What you are asked to do » Transcribe the lines of the records starting with the one that has "What text is on this page?" in it and ending with the last, and transcribe nothing else.

(begin)

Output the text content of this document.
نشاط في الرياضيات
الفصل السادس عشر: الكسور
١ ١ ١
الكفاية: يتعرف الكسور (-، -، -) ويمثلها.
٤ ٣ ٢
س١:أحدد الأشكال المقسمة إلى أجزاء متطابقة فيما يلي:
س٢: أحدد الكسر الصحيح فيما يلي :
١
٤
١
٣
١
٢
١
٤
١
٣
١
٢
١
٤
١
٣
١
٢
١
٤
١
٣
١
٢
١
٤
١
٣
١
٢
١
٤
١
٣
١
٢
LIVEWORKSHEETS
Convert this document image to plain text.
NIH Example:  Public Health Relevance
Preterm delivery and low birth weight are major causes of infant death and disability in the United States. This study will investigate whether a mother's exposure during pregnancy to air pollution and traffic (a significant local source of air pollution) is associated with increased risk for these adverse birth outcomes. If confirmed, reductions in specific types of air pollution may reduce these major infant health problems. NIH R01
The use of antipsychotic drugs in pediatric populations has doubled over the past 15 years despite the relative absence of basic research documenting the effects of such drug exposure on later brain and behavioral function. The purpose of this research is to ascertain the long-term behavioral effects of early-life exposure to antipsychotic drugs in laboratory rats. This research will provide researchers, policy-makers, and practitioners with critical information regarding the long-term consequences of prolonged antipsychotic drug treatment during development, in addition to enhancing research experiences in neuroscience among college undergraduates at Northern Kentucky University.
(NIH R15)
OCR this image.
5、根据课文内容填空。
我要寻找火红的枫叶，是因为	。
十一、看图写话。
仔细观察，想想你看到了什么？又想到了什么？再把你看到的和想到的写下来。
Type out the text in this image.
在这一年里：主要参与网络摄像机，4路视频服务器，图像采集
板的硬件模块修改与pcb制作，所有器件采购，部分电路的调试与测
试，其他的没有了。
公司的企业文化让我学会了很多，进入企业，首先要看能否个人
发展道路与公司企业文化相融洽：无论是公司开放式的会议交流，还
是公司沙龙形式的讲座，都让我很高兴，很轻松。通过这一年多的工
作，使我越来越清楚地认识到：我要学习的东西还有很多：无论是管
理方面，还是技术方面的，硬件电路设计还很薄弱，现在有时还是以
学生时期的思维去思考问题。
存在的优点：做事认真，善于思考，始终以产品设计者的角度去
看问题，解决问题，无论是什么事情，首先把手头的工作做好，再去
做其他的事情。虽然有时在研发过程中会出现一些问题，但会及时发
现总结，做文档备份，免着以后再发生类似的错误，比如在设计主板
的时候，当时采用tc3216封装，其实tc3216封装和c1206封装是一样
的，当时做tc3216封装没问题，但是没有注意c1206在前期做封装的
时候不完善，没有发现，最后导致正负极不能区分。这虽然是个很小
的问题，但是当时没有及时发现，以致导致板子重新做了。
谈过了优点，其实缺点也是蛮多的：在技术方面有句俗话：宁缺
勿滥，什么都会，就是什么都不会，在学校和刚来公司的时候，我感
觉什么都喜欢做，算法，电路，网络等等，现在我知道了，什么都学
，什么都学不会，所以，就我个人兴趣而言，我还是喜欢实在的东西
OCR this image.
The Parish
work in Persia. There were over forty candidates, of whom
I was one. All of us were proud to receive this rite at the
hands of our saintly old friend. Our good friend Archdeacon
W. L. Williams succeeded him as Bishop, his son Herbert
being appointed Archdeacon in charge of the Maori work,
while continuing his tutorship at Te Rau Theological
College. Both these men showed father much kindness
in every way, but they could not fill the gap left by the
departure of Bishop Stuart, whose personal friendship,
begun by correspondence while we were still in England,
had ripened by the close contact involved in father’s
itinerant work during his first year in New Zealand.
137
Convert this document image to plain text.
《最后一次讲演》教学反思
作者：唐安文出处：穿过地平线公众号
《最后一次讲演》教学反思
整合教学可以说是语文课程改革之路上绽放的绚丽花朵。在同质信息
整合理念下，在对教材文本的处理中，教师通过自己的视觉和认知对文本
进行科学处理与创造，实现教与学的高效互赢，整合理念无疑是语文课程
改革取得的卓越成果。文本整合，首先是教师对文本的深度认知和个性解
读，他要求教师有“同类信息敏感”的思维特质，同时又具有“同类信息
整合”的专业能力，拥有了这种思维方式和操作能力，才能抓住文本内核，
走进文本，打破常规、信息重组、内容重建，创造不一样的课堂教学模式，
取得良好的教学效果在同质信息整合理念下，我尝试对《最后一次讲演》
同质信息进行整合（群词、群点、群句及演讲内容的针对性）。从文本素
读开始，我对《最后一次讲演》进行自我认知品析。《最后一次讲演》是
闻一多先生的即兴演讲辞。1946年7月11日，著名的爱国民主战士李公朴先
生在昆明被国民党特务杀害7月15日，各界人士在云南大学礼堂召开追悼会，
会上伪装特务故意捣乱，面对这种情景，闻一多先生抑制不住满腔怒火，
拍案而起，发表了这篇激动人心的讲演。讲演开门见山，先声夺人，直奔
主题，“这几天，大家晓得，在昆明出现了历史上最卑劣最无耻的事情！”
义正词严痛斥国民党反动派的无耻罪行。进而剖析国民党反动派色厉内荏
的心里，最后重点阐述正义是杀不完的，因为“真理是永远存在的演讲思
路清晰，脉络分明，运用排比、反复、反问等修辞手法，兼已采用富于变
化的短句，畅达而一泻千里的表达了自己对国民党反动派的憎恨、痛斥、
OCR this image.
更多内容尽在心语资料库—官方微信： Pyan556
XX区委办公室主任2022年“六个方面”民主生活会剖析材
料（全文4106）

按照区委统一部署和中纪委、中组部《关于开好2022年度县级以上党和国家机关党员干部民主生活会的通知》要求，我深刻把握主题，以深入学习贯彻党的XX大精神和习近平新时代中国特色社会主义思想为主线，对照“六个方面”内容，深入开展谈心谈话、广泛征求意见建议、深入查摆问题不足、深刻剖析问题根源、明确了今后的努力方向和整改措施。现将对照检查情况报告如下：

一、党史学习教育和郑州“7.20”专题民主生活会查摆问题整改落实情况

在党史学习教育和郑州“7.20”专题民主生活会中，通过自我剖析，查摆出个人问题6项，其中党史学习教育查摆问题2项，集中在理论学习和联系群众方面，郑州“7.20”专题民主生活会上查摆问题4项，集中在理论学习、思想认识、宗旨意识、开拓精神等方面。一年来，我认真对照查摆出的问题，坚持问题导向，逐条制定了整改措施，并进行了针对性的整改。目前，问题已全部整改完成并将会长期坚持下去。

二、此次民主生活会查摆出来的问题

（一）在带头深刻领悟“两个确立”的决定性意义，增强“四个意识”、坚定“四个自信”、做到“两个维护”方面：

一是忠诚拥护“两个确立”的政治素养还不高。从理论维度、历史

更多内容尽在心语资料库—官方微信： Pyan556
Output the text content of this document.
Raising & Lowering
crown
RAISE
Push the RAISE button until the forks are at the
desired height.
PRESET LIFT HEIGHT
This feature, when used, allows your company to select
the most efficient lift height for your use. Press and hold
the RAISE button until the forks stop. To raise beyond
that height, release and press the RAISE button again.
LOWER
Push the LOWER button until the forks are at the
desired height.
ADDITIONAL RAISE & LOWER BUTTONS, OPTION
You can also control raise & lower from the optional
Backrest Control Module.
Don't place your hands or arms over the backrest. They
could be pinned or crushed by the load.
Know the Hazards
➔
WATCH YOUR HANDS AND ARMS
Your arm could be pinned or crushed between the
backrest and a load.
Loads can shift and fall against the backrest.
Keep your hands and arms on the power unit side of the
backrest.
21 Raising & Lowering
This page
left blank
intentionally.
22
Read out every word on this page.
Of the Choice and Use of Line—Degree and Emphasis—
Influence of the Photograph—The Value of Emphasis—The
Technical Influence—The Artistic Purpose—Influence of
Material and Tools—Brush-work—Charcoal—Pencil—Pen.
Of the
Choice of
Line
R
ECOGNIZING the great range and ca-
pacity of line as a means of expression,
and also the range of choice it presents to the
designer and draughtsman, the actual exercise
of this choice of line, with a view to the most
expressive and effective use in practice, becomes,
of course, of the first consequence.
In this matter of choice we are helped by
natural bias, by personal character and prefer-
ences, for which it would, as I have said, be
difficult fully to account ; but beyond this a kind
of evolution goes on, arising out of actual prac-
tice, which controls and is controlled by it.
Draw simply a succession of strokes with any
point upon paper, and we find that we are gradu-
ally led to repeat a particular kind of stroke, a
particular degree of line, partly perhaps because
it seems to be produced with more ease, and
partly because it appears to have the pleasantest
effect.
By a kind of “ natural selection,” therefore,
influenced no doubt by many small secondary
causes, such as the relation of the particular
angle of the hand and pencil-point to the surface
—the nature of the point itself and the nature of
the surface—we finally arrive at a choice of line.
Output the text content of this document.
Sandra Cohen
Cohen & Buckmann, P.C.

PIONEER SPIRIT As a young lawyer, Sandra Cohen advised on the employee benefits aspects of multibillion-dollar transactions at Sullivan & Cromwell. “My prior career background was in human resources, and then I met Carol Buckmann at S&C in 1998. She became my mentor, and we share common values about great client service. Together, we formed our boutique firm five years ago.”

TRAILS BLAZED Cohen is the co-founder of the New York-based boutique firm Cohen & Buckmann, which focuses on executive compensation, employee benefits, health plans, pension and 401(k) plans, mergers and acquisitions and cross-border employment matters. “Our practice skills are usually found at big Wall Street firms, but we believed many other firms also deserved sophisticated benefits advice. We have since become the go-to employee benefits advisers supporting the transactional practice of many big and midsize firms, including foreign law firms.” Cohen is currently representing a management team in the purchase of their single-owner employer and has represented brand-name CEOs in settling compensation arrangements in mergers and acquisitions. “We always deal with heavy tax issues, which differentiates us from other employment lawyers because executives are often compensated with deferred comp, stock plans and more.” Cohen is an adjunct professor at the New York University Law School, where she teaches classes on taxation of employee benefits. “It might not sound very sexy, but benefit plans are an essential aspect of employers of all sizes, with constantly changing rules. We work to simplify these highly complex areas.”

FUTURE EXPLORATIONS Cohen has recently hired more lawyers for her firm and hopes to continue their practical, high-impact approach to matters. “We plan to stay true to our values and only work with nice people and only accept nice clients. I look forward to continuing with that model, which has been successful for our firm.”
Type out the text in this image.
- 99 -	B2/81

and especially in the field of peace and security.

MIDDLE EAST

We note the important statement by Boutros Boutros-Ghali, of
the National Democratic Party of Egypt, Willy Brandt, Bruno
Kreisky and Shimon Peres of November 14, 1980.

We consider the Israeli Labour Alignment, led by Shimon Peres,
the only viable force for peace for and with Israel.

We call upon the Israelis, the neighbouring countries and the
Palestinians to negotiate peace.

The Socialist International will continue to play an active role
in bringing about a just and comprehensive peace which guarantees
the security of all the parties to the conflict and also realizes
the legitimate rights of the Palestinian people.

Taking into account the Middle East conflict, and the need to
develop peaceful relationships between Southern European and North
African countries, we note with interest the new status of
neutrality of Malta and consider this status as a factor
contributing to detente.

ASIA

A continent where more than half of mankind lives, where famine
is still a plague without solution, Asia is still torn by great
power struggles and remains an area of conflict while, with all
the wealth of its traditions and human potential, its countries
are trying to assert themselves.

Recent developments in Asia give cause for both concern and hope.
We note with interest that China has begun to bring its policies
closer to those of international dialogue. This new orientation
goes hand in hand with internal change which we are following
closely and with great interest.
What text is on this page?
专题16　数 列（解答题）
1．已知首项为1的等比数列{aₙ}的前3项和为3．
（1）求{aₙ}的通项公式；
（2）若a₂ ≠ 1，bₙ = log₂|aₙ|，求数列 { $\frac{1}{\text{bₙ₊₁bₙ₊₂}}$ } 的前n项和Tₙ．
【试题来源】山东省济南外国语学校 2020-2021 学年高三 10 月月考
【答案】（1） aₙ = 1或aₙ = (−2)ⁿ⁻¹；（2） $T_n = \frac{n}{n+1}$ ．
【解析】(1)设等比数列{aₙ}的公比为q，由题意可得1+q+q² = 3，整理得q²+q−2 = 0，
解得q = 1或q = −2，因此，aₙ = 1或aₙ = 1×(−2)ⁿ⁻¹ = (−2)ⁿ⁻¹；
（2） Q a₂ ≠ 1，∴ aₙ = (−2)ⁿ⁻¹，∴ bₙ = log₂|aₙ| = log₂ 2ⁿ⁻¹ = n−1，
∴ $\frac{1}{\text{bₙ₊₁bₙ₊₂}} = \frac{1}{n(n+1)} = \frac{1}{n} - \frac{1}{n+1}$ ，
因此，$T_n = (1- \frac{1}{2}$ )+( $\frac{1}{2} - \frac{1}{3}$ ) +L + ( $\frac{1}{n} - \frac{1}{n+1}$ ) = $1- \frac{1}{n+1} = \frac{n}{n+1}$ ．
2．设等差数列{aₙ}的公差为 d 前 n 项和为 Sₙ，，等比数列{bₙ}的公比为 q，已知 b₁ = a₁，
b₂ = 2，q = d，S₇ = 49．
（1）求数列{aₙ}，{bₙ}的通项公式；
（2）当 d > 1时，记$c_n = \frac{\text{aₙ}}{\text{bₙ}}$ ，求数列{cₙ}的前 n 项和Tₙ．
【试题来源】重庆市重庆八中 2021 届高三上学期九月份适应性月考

(end)

Exercise result »
What text is on this page?
专题16　数 列（解答题）
1．已知首项为1的等比数列{aₙ}的前3项和为3．
（1）求{aₙ}的通项公式；
（2）若a₂ ≠ 1，bₙ = log₂|aₙ|，求数列 { $\frac{1}{\text{bₙ₊₁bₙ₊₂}}$ } 的前n项和Tₙ．
【试题来源】山东省济南外国语学校 2020-2021 学年高三 10 月月考
【答案】（1） aₙ = 1或aₙ = (−2)ⁿ⁻¹；（2） $T_n = \frac{n}{n+1}$ ．
【解析】(1)设等比数列{aₙ}的公比为q，由题意可得1+q+q² = 3，整理得q²+q−2 = 0，
解得q = 1或q = −2，因此，aₙ = 1或aₙ = 1×(−2)ⁿ⁻¹ = (−2)ⁿ⁻¹；
（2） Q a₂ ≠ 1，∴ aₙ = (−2)ⁿ⁻¹，∴ bₙ = log₂|aₙ| = log₂ 2ⁿ⁻¹ = n−1，
∴ $\frac{1}{\text{bₙ₊₁bₙ₊₂}} = \frac{1}{n(n+1)} = \frac{1}{n} - \frac{1}{n+1}$ ，
因此，$T_n = (1- \frac{1}{2}$ )+( $\frac{1}{2} - \frac{1}{3}$ ) +L + ( $\frac{1}{n} - \frac{1}{n+1}$ ) = $1- \frac{1}{n+1} = \frac{n}{n+1}$ ．
2．设等差数列{aₙ}的公差为 d 前 n 项和为 Sₙ，，等比数列{bₙ}的公比为 q，已知 b₁ = a₁，
b₂ = 2，q = d，S₇ = 49．
（1）求数列{aₙ}，{bₙ}的通项公式；
（2）当 d > 1时，记$c_n = \frac{\text{aₙ}}{\text{bₙ}}$ ，求数列{cₙ}的前 n 项和Tₙ．
【试题来源】重庆市重庆八中 2021 届高三上学期九月份适应性月考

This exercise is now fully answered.